WHAT THIS TASK INVOLVES ▸
Omit the pictures, please, and give each record below again exactly.

(Dataset items)
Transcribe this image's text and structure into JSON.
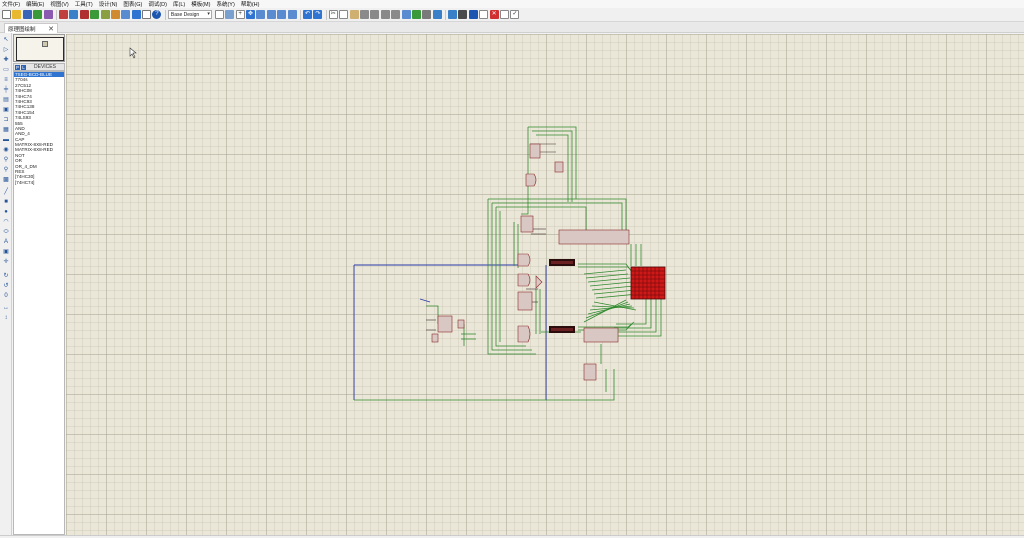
{
  "menu": [
    "文件(F)",
    "编辑(E)",
    "视图(V)",
    "工具(T)",
    "设计(N)",
    "图表(G)",
    "调试(D)",
    "库(L)",
    "模板(M)",
    "系统(Y)",
    "帮助(H)"
  ],
  "toolbar": {
    "design_combo": "Base Design"
  },
  "tab": {
    "title": "原理图绘制",
    "close": "✕"
  },
  "device_panel": {
    "pick_p": "P",
    "pick_l": "L",
    "title": "DEVICES",
    "items": [
      "7SEG-BCD-BLUE",
      "7704s",
      "27C512",
      "74HC08",
      "74HC74",
      "74HC93",
      "74HC138",
      "74HC154",
      "74LS93",
      "555",
      "AND",
      "AND_4",
      "CAP",
      "MATRIX-8X8-RED",
      "MATRIX-8X8-RED",
      "NOT",
      "OR",
      "OR_4_DM",
      "RES",
      "[74HC30]",
      "[74HC74]"
    ],
    "selected_index": 0
  },
  "colors": {
    "wire_green": "#2f8a2f",
    "wire_blue": "#2a3aa8",
    "component_fill": "#d9c7c3",
    "component_stroke": "#8b2a2a",
    "matrix_red": "#d01818",
    "display_dark": "#2a0c0c",
    "selection_blue": "#2f74d0"
  }
}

FULL SOLUTION ▸
Transcribe this image's text and structure into JSON.
{
  "menu": [
    "文件(F)",
    "编辑(E)",
    "视图(V)",
    "工具(T)",
    "设计(N)",
    "图表(G)",
    "调试(D)",
    "库(L)",
    "模板(M)",
    "系统(Y)",
    "帮助(H)"
  ],
  "toolbar": {
    "design_combo": "Base Design"
  },
  "tab": {
    "title": "原理图绘制",
    "close": "✕"
  },
  "device_panel": {
    "pick_p": "P",
    "pick_l": "L",
    "title": "DEVICES",
    "items": [
      "7SEG-BCD-BLUE",
      "7704s",
      "27C512",
      "74HC08",
      "74HC74",
      "74HC93",
      "74HC138",
      "74HC154",
      "74LS93",
      "555",
      "AND",
      "AND_4",
      "CAP",
      "MATRIX-8X8-RED",
      "MATRIX-8X8-RED",
      "NOT",
      "OR",
      "OR_4_DM",
      "RES",
      "[74HC30]",
      "[74HC74]"
    ],
    "selected_index": 0
  },
  "colors": {
    "wire_green": "#2f8a2f",
    "wire_blue": "#2a3aa8",
    "component_fill": "#d9c7c3",
    "component_stroke": "#8b2a2a",
    "matrix_red": "#d01818",
    "display_dark": "#2a0c0c",
    "selection_blue": "#2f74d0"
  }
}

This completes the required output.